Task requirements → Write the records below out again exactly as given, with no images.

Data supplied →
________
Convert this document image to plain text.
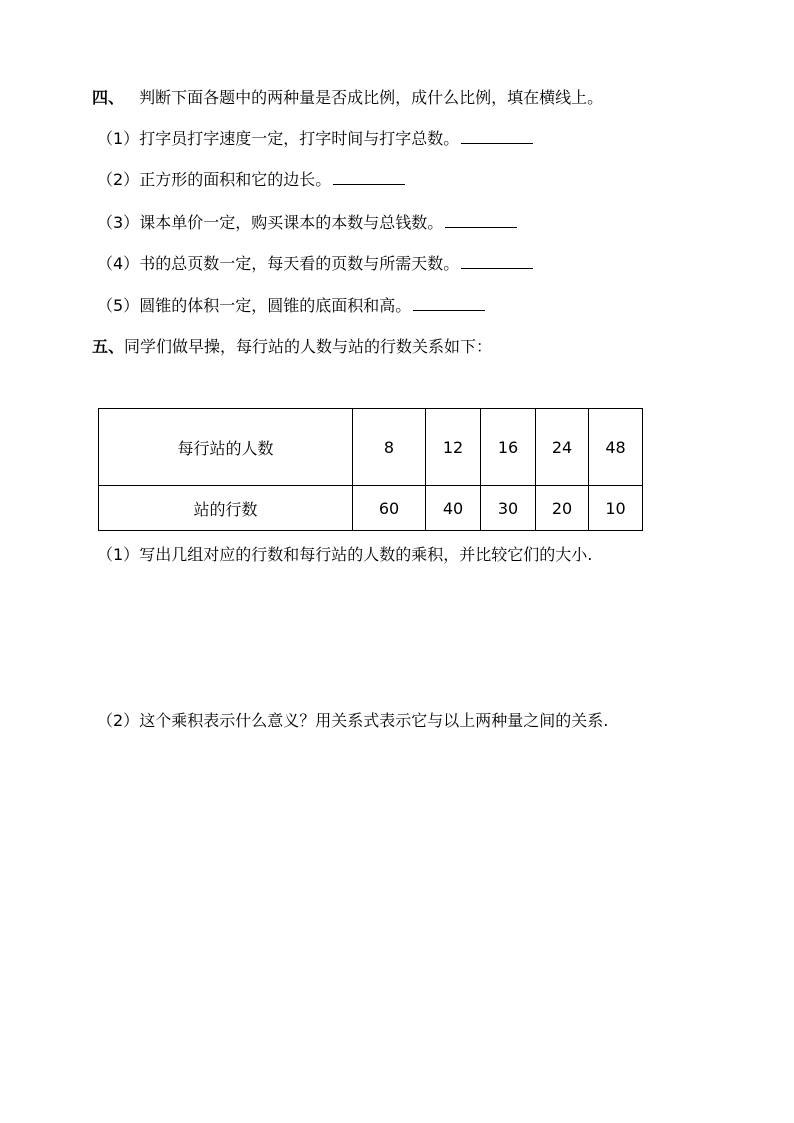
四、 判断下面各题中的两种量是否成比例，成什么比例，填在横线上。
（1）打字员打字速度一定，打字时间与打字总数。
（2）正方形的面积和它的边长。
（3）课本单价一定，购买课本的本数与总钱数。
（4）书的总页数一定，每天看的页数与所需天数。
（5）圆锥的体积一定，圆锥的底面积和高。
五、同学们做早操，每行站的人数与站的行数关系如下：
每行站的人数	8	12	16	24	48
站的行数	60	40	30	20	10
（1）写出几组对应的行数和每行站的人数的乘积，并比较它们的大小.
（2）这个乘积表示什么意义？用关系式表示它与以上两种量之间的关系.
________
The result →
Convert this document image to plain text.
四、 判断下面各题中的两种量是否成比例，成什么比例，填在横线上。
（1）打字员打字速度一定，打字时间与打字总数。
（2）正方形的面积和它的边长。
（3）课本单价一定，购买课本的本数与总钱数。
（4）书的总页数一定，每天看的页数与所需天数。
（5）圆锥的体积一定，圆锥的底面积和高。
五、同学们做早操，每行站的人数与站的行数关系如下：
每行站的人数	8	12	16	24	48
站的行数	60	40	30	20	10
（1）写出几组对应的行数和每行站的人数的乘积，并比较它们的大小.
（2）这个乘积表示什么意义？用关系式表示它与以上两种量之间的关系.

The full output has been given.